→ **The request**
Can you print the data exactly and leave out each image?

→ **Given information**

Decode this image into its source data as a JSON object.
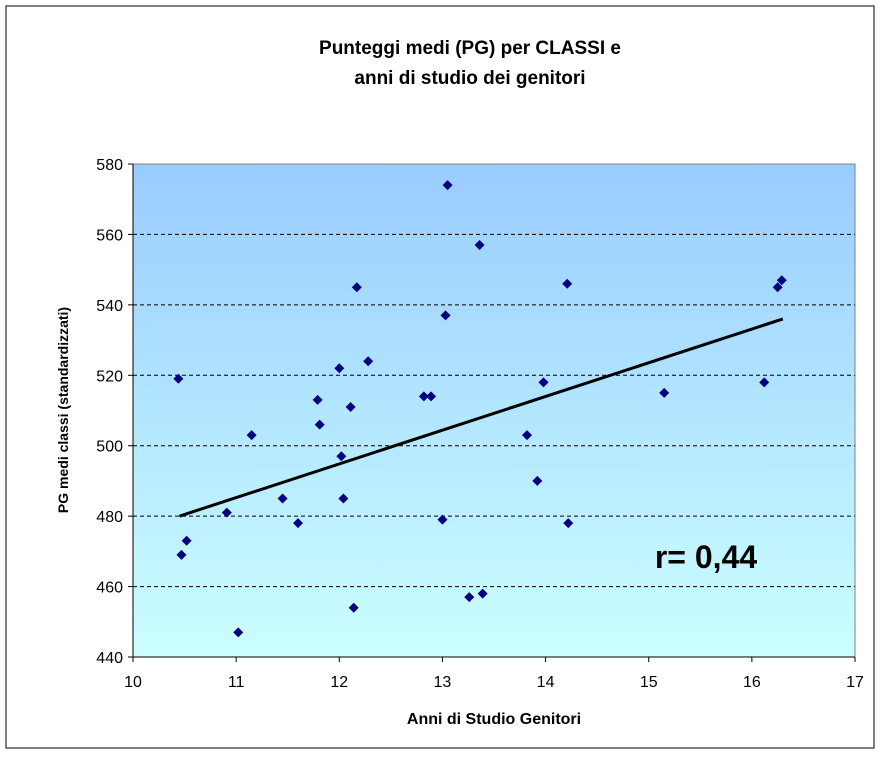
{
  "chart_data": {
    "type": "scatter",
    "title": [
      "Punteggi medi (PG) per CLASSI e",
      "anni di studio dei genitori"
    ],
    "x_label": "Anni di Studio Genitori",
    "y_label": "PG medi classi (standardizzati)",
    "annotation": "r= 0,44",
    "xlim": [
      10,
      17
    ],
    "xticks": [
      10,
      11,
      12,
      13,
      14,
      15,
      16,
      17
    ],
    "ylim": [
      440,
      580
    ],
    "yticks": [
      440,
      460,
      480,
      500,
      520,
      540,
      560,
      580
    ],
    "grid": true,
    "series": [
      {
        "color": "#000080",
        "x": [
          10.44,
          10.47,
          10.52,
          10.91,
          11.02,
          11.15,
          11.45,
          11.6,
          11.79,
          11.81,
          12.0,
          12.02,
          12.04,
          12.11,
          12.14,
          12.17,
          12.28,
          12.82,
          12.89,
          13.0,
          13.03,
          13.05,
          13.26,
          13.36,
          13.39,
          13.82,
          13.92,
          13.98,
          14.21,
          14.22,
          15.15,
          16.12,
          16.25,
          16.29
        ],
        "values": [
          519,
          469,
          473,
          481,
          447,
          503,
          485,
          478,
          513,
          506,
          522,
          497,
          485,
          511,
          454,
          545,
          524,
          514,
          514,
          479,
          537,
          574,
          457,
          557,
          458,
          503,
          490,
          518,
          546,
          478,
          515,
          518,
          545,
          547
        ]
      }
    ],
    "trendline": {
      "color": "#000000",
      "x": [
        10.45,
        16.3
      ],
      "values": [
        480,
        536
      ]
    }
  }
}
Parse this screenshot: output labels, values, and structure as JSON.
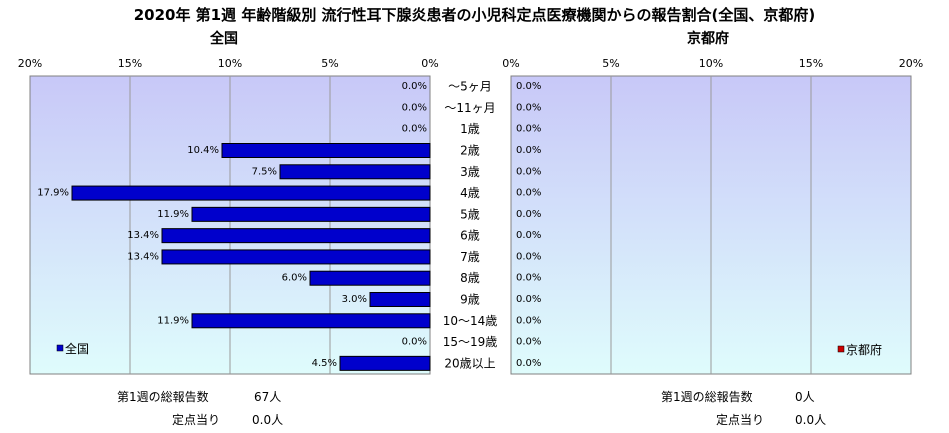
{
  "title": "2020年 第1週 年齢階級別 流行性耳下腺炎患者の小児科定点医療機関からの報告割合(全国、京都府)",
  "chart_data": [
    {
      "type": "bar",
      "orientation": "horizontal",
      "direction": "right-to-left",
      "subtitle": "全国",
      "xlim": [
        0,
        20
      ],
      "ticks": [
        "20%",
        "15%",
        "10%",
        "5%",
        "0%"
      ],
      "categories": [
        "～5ヶ月",
        "～11ヶ月",
        "1歳",
        "2歳",
        "3歳",
        "4歳",
        "5歳",
        "6歳",
        "7歳",
        "8歳",
        "9歳",
        "10～14歳",
        "15～19歳",
        "20歳以上"
      ],
      "series": [
        {
          "name": "全国",
          "color": "#0000cc",
          "values": [
            0.0,
            0.0,
            0.0,
            10.4,
            7.5,
            17.9,
            11.9,
            13.4,
            13.4,
            6.0,
            3.0,
            11.9,
            0.0,
            4.5
          ],
          "labels": [
            "0.0%",
            "0.0%",
            "0.0%",
            "10.4%",
            "7.5%",
            "17.9%",
            "11.9%",
            "13.4%",
            "13.4%",
            "6.0%",
            "3.0%",
            "11.9%",
            "0.0%",
            "4.5%"
          ]
        }
      ],
      "legend_position": "bottom-left"
    },
    {
      "type": "bar",
      "orientation": "horizontal",
      "direction": "left-to-right",
      "subtitle": "京都府",
      "xlim": [
        0,
        20
      ],
      "ticks": [
        "0%",
        "5%",
        "10%",
        "15%",
        "20%"
      ],
      "categories": [
        "～5ヶ月",
        "～11ヶ月",
        "1歳",
        "2歳",
        "3歳",
        "4歳",
        "5歳",
        "6歳",
        "7歳",
        "8歳",
        "9歳",
        "10～14歳",
        "15～19歳",
        "20歳以上"
      ],
      "series": [
        {
          "name": "京都府",
          "color": "#cc0000",
          "values": [
            0.0,
            0.0,
            0.0,
            0.0,
            0.0,
            0.0,
            0.0,
            0.0,
            0.0,
            0.0,
            0.0,
            0.0,
            0.0,
            0.0
          ],
          "labels": [
            "0.0%",
            "0.0%",
            "0.0%",
            "0.0%",
            "0.0%",
            "0.0%",
            "0.0%",
            "0.0%",
            "0.0%",
            "0.0%",
            "0.0%",
            "0.0%",
            "0.0%",
            "0.0%"
          ]
        }
      ],
      "legend_position": "bottom-right"
    }
  ],
  "stats": {
    "national": {
      "total_label": "第1週の総報告数",
      "total_value": "67人",
      "per_site_label": "定点当り",
      "per_site_value": "0.0人"
    },
    "kyoto": {
      "total_label": "第1週の総報告数",
      "total_value": "0人",
      "per_site_label": "定点当り",
      "per_site_value": "0.0人"
    }
  },
  "colors": {
    "plot_top": "#c8c8f8",
    "plot_bottom": "#dffcfc",
    "national_bar": "#0000cc",
    "kyoto_bar": "#cc0000"
  }
}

→ **Full answer**
Decode this image into its source data as a JSON object.
{
  "chart_data": {
    "type": "scatter",
    "title": [
      "Punteggi medi (PG) per CLASSI e",
      "anni di studio dei genitori"
    ],
    "x_label": "Anni di Studio Genitori",
    "y_label": "PG medi classi (standardizzati)",
    "annotation": "r= 0,44",
    "xlim": [
      10,
      17
    ],
    "xticks": [
      10,
      11,
      12,
      13,
      14,
      15,
      16,
      17
    ],
    "ylim": [
      440,
      580
    ],
    "yticks": [
      440,
      460,
      480,
      500,
      520,
      540,
      560,
      580
    ],
    "grid": true,
    "series": [
      {
        "color": "#000080",
        "x": [
          10.44,
          10.47,
          10.52,
          10.91,
          11.02,
          11.15,
          11.45,
          11.6,
          11.79,
          11.81,
          12.0,
          12.02,
          12.04,
          12.11,
          12.14,
          12.17,
          12.28,
          12.82,
          12.89,
          13.0,
          13.03,
          13.05,
          13.26,
          13.36,
          13.39,
          13.82,
          13.92,
          13.98,
          14.21,
          14.22,
          15.15,
          16.12,
          16.25,
          16.29
        ],
        "values": [
          519,
          469,
          473,
          481,
          447,
          503,
          485,
          478,
          513,
          506,
          522,
          497,
          485,
          511,
          454,
          545,
          524,
          514,
          514,
          479,
          537,
          574,
          457,
          557,
          458,
          503,
          490,
          518,
          546,
          478,
          515,
          518,
          545,
          547
        ]
      }
    ],
    "trendline": {
      "color": "#000000",
      "x": [
        10.45,
        16.3
      ],
      "values": [
        480,
        536
      ]
    }
  }
}
Parse this screenshot: output labels, values, and structure as JSON.
{
  "title": "2020年 第1週 年齢階級別 流行性耳下腺炎患者の小児科定点医療機関からの報告割合(全国、京都府)",
  "chart_data": [
    {
      "type": "bar",
      "orientation": "horizontal",
      "direction": "right-to-left",
      "subtitle": "全国",
      "xlim": [
        0,
        20
      ],
      "ticks": [
        "20%",
        "15%",
        "10%",
        "5%",
        "0%"
      ],
      "categories": [
        "～5ヶ月",
        "～11ヶ月",
        "1歳",
        "2歳",
        "3歳",
        "4歳",
        "5歳",
        "6歳",
        "7歳",
        "8歳",
        "9歳",
        "10～14歳",
        "15～19歳",
        "20歳以上"
      ],
      "series": [
        {
          "name": "全国",
          "color": "#0000cc",
          "values": [
            0.0,
            0.0,
            0.0,
            10.4,
            7.5,
            17.9,
            11.9,
            13.4,
            13.4,
            6.0,
            3.0,
            11.9,
            0.0,
            4.5
          ],
          "labels": [
            "0.0%",
            "0.0%",
            "0.0%",
            "10.4%",
            "7.5%",
            "17.9%",
            "11.9%",
            "13.4%",
            "13.4%",
            "6.0%",
            "3.0%",
            "11.9%",
            "0.0%",
            "4.5%"
          ]
        }
      ],
      "legend_position": "bottom-left"
    },
    {
      "type": "bar",
      "orientation": "horizontal",
      "direction": "left-to-right",
      "subtitle": "京都府",
      "xlim": [
        0,
        20
      ],
      "ticks": [
        "0%",
        "5%",
        "10%",
        "15%",
        "20%"
      ],
      "categories": [
        "～5ヶ月",
        "～11ヶ月",
        "1歳",
        "2歳",
        "3歳",
        "4歳",
        "5歳",
        "6歳",
        "7歳",
        "8歳",
        "9歳",
        "10～14歳",
        "15～19歳",
        "20歳以上"
      ],
      "series": [
        {
          "name": "京都府",
          "color": "#cc0000",
          "values": [
            0.0,
            0.0,
            0.0,
            0.0,
            0.0,
            0.0,
            0.0,
            0.0,
            0.0,
            0.0,
            0.0,
            0.0,
            0.0,
            0.0
          ],
          "labels": [
            "0.0%",
            "0.0%",
            "0.0%",
            "0.0%",
            "0.0%",
            "0.0%",
            "0.0%",
            "0.0%",
            "0.0%",
            "0.0%",
            "0.0%",
            "0.0%",
            "0.0%",
            "0.0%"
          ]
        }
      ],
      "legend_position": "bottom-right"
    }
  ],
  "stats": {
    "national": {
      "total_label": "第1週の総報告数",
      "total_value": "67人",
      "per_site_label": "定点当り",
      "per_site_value": "0.0人"
    },
    "kyoto": {
      "total_label": "第1週の総報告数",
      "total_value": "0人",
      "per_site_label": "定点当り",
      "per_site_value": "0.0人"
    }
  },
  "colors": {
    "plot_top": "#c8c8f8",
    "plot_bottom": "#dffcfc",
    "national_bar": "#0000cc",
    "kyoto_bar": "#cc0000"
  }
}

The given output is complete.